All of the data must be printed exactly; please include every line.

(Data items)
--

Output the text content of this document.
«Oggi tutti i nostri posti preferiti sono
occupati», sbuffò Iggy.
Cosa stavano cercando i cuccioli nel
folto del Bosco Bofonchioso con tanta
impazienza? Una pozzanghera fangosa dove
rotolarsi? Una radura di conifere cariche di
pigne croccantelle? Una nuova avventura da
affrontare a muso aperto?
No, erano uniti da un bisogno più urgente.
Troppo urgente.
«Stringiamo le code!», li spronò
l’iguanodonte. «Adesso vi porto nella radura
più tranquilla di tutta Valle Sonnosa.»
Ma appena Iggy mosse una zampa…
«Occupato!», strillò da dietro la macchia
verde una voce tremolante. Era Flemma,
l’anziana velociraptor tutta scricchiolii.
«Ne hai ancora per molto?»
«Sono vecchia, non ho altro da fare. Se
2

--

Exercise solution ::
Output the text content of this document.
«Oggi tutti i nostri posti preferiti sono
occupati», sbuffò Iggy.
Cosa stavano cercando i cuccioli nel
folto del Bosco Bofonchioso con tanta
impazienza? Una pozzanghera fangosa dove
rotolarsi? Una radura di conifere cariche di
pigne croccantelle? Una nuova avventura da
affrontare a muso aperto?
No, erano uniti da un bisogno più urgente.
Troppo urgente.
«Stringiamo le code!», li spronò
l’iguanodonte. «Adesso vi porto nella radura
più tranquilla di tutta Valle Sonnosa.»
Ma appena Iggy mosse una zampa…
«Occupato!», strillò da dietro la macchia
verde una voce tremolante. Era Flemma,
l’anziana velociraptor tutta scricchiolii.
«Ne hai ancora per molto?»
«Sono vecchia, non ho altro da fare. Se
2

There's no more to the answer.